- _SELECTED TEXT_:
--------------------------------

To further elucidate these findings, various visualizations have been created:
- Performance by Grade: Charts that show how average scores are distributed across different grades, providing insights into educational disparities or curriculum effectiveness.
- Engagement and Scores Analysis: Scatter plots that map the relationship between time spent on tasks and actual scores, revealing patterns in student engagement and learning efficiency.
- Comparative Analysis across Groups: Bar charts that compare performance and engagement between self-coached students and those with formal guidance, shedding light on the effectiveness of different learning ways.
This analysis has explored critical factors that significantly influence student performance within online learning platforms:
- Time Spent on Exercises: Although time spent did not show a direct correlation with success, its role combined with other factors suggests complex dynamics in learning behaviors.
- Number of Attempts: A higher number of attempts tends to correlate negatively with student success, indicating areas where students struggle and may need additional support.
- Hint Usage: Frequent use of hints is associated with lower performance, suggesting that reliance on aids could be counterproductive without proper guidance.
These insights are vital for understanding and distinguishing behaviors that contribute to or detract from student success in online exercises.
The project has successfully developed and validated robust predictive models using logistic regression and random forest techniques:
- Logistic Regression and Random Forest Models both achieved an impressive accuracy of approximately 99.65%, demonstrating their effectiveness in forecasting student outcomes. These models are particularly adept at processing large volumes of data to identify underlying patterns that can predict student performance.

--------------------------------

- _TASK ITEM 1_:
Answer these questions about the text on student performance:
(a) What type of chart compares self-coached students with those who had formal guidance?
(b) What is frequent use of hints associated with?
(c) What accuracy did the two predictive models achieve?
- _TASK ITEM 2_:
Reproduce the passage of the text on student performance from "- Number of" up to and including "without proper guidance.", substituting "harmful" for "counterproductive".
The records play no part in these tasks.

--------------------------------

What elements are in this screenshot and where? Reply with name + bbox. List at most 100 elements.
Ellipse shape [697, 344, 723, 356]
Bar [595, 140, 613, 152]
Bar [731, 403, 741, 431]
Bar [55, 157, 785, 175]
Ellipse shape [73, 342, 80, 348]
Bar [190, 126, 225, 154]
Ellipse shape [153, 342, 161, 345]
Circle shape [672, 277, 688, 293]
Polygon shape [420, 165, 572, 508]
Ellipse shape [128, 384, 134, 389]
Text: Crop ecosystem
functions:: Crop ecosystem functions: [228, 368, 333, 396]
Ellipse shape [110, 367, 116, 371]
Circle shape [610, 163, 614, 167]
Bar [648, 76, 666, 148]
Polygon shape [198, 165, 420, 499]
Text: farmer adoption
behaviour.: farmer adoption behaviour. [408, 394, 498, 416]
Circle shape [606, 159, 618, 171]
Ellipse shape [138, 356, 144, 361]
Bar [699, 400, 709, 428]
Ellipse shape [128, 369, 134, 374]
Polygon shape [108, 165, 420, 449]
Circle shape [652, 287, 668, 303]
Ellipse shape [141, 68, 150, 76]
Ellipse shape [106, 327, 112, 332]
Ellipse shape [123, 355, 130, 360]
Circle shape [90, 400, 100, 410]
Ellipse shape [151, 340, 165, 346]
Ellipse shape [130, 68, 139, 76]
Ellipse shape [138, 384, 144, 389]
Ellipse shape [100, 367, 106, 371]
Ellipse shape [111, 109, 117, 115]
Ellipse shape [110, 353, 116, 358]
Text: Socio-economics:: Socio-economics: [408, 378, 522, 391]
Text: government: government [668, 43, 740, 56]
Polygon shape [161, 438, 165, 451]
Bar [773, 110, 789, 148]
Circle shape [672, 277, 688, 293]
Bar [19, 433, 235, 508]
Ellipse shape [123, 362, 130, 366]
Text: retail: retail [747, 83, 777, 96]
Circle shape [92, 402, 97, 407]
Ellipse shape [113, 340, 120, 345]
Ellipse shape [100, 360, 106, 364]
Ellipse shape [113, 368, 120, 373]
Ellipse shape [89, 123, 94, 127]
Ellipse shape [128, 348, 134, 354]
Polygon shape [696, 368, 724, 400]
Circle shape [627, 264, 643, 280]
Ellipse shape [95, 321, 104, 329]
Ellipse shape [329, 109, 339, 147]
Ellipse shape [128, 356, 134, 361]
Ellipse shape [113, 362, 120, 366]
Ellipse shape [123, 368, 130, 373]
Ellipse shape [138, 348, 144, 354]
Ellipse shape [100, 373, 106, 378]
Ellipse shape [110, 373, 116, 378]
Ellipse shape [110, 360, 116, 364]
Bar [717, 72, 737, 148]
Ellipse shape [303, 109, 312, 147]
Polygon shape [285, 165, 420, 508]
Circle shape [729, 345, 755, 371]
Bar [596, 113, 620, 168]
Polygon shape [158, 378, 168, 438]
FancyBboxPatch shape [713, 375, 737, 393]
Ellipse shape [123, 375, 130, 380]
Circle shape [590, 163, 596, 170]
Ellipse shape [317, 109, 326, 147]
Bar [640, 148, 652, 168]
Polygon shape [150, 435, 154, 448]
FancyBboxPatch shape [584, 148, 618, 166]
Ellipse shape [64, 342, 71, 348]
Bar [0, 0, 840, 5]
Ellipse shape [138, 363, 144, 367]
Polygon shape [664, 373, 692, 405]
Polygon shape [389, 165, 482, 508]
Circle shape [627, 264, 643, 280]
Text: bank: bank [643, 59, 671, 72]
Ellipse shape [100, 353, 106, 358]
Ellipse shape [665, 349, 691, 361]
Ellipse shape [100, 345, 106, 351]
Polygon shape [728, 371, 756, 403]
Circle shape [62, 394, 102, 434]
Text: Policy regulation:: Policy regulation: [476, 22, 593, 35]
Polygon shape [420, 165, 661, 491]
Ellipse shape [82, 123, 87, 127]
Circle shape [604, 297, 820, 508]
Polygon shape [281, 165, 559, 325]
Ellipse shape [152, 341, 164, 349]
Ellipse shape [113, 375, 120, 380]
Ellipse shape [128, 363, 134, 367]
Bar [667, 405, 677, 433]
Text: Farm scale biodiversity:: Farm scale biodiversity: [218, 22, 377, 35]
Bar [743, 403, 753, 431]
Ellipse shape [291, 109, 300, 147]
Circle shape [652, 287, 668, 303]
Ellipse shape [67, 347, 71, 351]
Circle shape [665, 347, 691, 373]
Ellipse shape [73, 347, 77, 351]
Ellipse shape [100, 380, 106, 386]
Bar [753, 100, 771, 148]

--------------------------------

- _SOLUTION 1_:
(a) Bar charts
(b) Lower performance
(c) Approximately 99.65%

- _SOLUTION 2_:
- Number of Attempts: A higher number of attempts tends to correlate negatively with student success, indicating areas where students struggle and may need additional support.
- Hint Usage: Frequent use of hints is associated with lower performance, suggesting that reliance on aids could be harmful without proper guidance.